Exercise aim: Check each line of the material below, and copy it if it holds the string "loro".

(Data records)
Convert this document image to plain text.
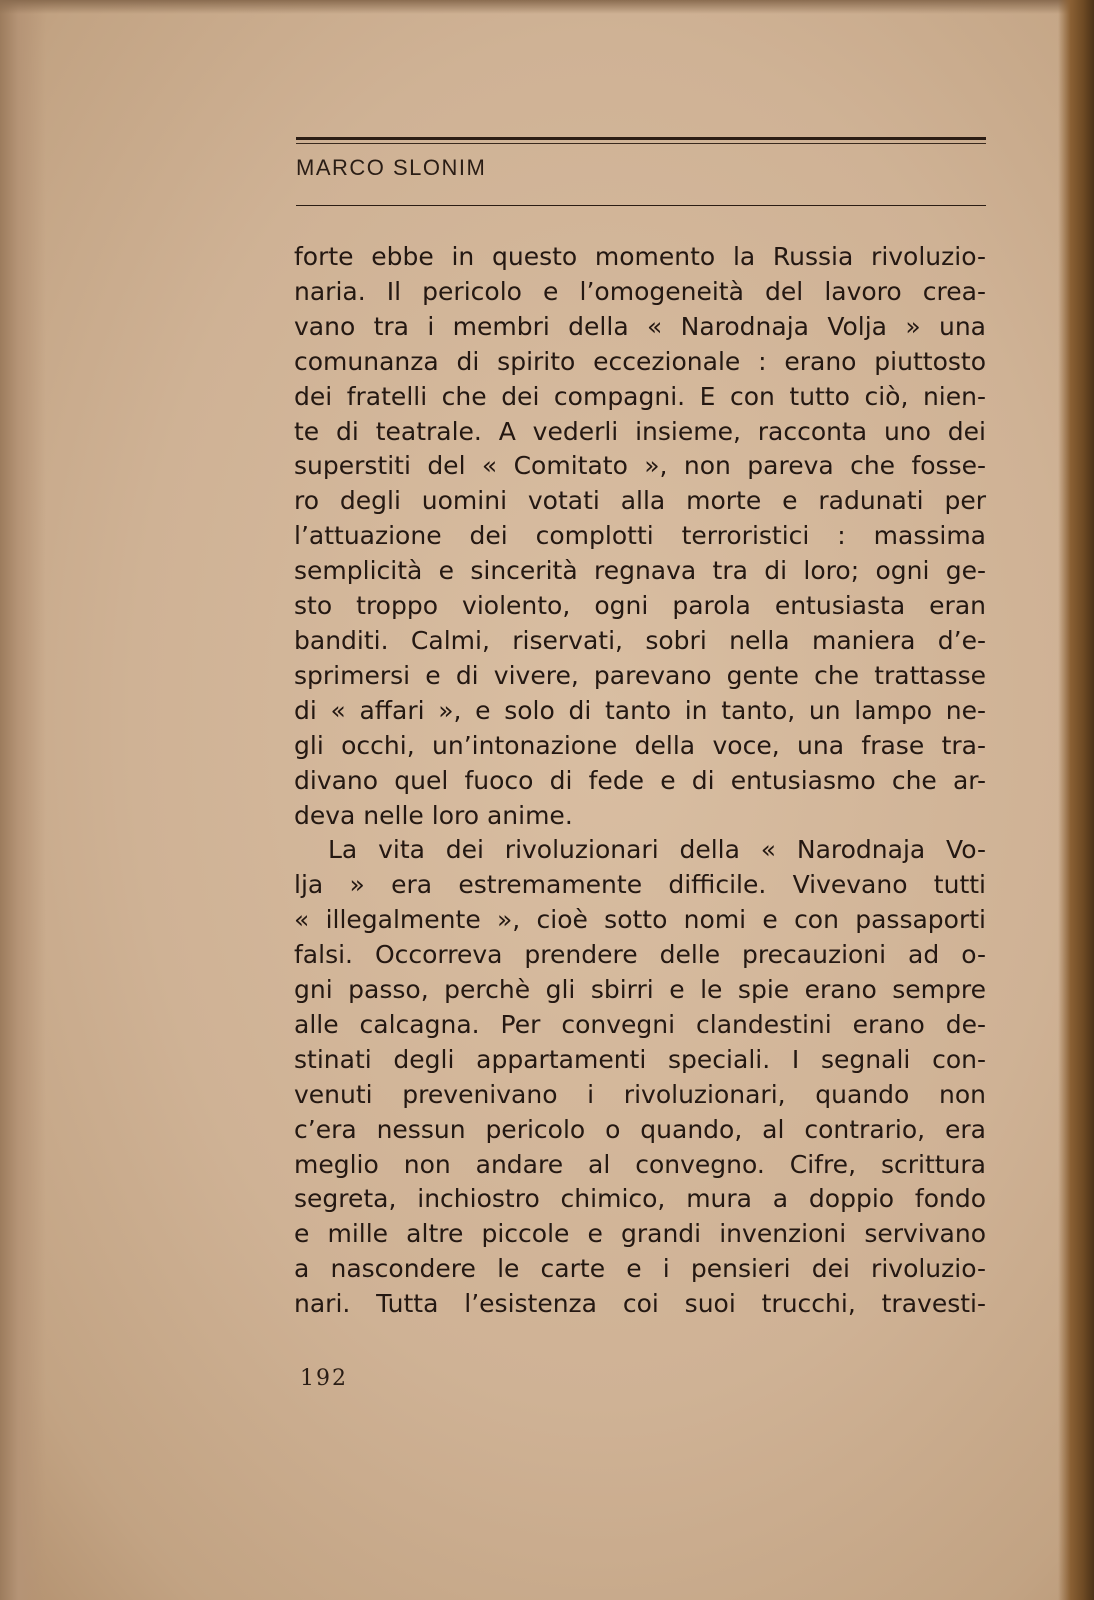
MARCO SLONIM
forte ebbe in questo momento la Russia rivoluzio-
naria. Il pericolo e l’omogeneità del lavoro crea-
vano tra i membri della « Narodnaja Volja » una
comunanza di spirito eccezionale : erano piuttosto
dei fratelli che dei compagni. E con tutto ciò, nien-
te di teatrale. A vederli insieme, racconta uno dei
superstiti del « Comitato », non pareva che fosse-
ro degli uomini votati alla morte e radunati per
l’attuazione dei complotti terroristici : massima
semplicità e sincerità regnava tra di loro; ogni ge-
sto troppo violento, ogni parola entusiasta eran
banditi. Calmi, riservati, sobri nella maniera d’e-
sprimersi e di vivere, parevano gente che trattasse
di « affari », e solo di tanto in tanto, un lampo ne-
gli occhi, un’intonazione della voce, una frase tra-
divano quel fuoco di fede e di entusiasmo che ar-
deva nelle loro anime.
La vita dei rivoluzionari della « Narodnaja Vo-
lja » era estremamente difficile. Vivevano tutti
« illegalmente », cioè sotto nomi e con passaporti
falsi. Occorreva prendere delle precauzioni ad o-
gni passo, perchè gli sbirri e le spie erano sempre
alle calcagna. Per convegni clandestini erano de-
stinati degli appartamenti speciali. I segnali con-
venuti prevenivano i rivoluzionari, quando non
c’era nessun pericolo o quando, al contrario, era
meglio non andare al convegno. Cifre, scrittura
segreta, inchiostro chimico, mura a doppio fondo
e mille altre piccole e grandi invenzioni servivano
a nascondere le carte e i pensieri dei rivoluzio-
nari. Tutta l’esistenza coi suoi trucchi, travesti-
192
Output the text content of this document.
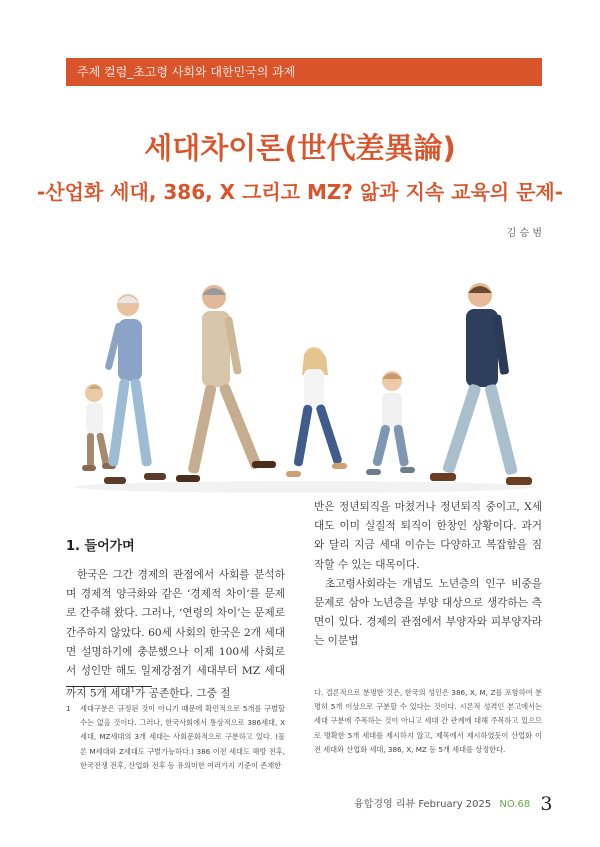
주제 컬럼_초고령 사회와 대한민국의 과제
세대차이론(世代差異論)
-산업화 세대, 386, X 그리고 MZ? 앎과 지속 교육의 문제-
김 승 범
1. 들어가며

한국은 그간 경제의 관점에서 사회를 분석하며 경제적 양극화와 같은 ‘경제적 차이’를 문제로 간주해 왔다. 그러나, ‘연령의 차이’는 문제로 간주하지 않았다. 60세 사회의 한국은 2개 세대면 설명하기에 충분했으나 이제 100세 사회로서 성인만 해도 일제강점기 세대부터 MZ 세대까지 5개 세대$^1$가 공존한다. 그중 절

반은 정년퇴직을 마쳤거나 정년퇴직 중이고, X세대도 이미 실질적 퇴직이 한창인 상황이다. 과거와 달리 지금 세대 이슈는 다양하고 복잡함을 짐작할 수 있는 대목이다.

초고령사회라는 개념도 노년층의 인구 비중을 문제로 삼아 노년층을 부양 대상으로 생각하는 측면이 있다. 경제의 관점에서 부양자와 피부양자라는 이분법

1 세대구분은 규정된 것이 아니기 때문에 확언적으로 5개를 구별할 수는 없을 것이다. 그러나, 한국사회에서 통상적으로 386세대, X세대, MZ세대의 3개 세대는 사회문화적으로 구분하고 있다. (물론 M세대와 Z세대도 구별가능하다.) 386 이전 세대도 해방 전후, 한국전쟁 전후, 산업화 전후 등 유의미한 여러가지 기준이 존재한
다. 결론적으로 분명한 것은, 한국의 성인은 386, X, M, Z를 포함하여 분명히 5개 이상으로 구분할 수 있다는 것이다. 시론적 성격인 본고에서는 세대 구분에 주목하는 것이 아니고 세대 간 관계에 대해 주목하고 있으므로 명확한 5개 세대를 제시하지 않고, 제목에서 제시하였듯이 산업화 이전 세대와 산업화 세대, 386, X, MZ 등 5개 세대를 상정한다.
융합경영 리뷰 February 2025 NO.68 3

Complete output:
semplicità e sincerità regnava tra di loro; ogni ge-
deva nelle loro anime.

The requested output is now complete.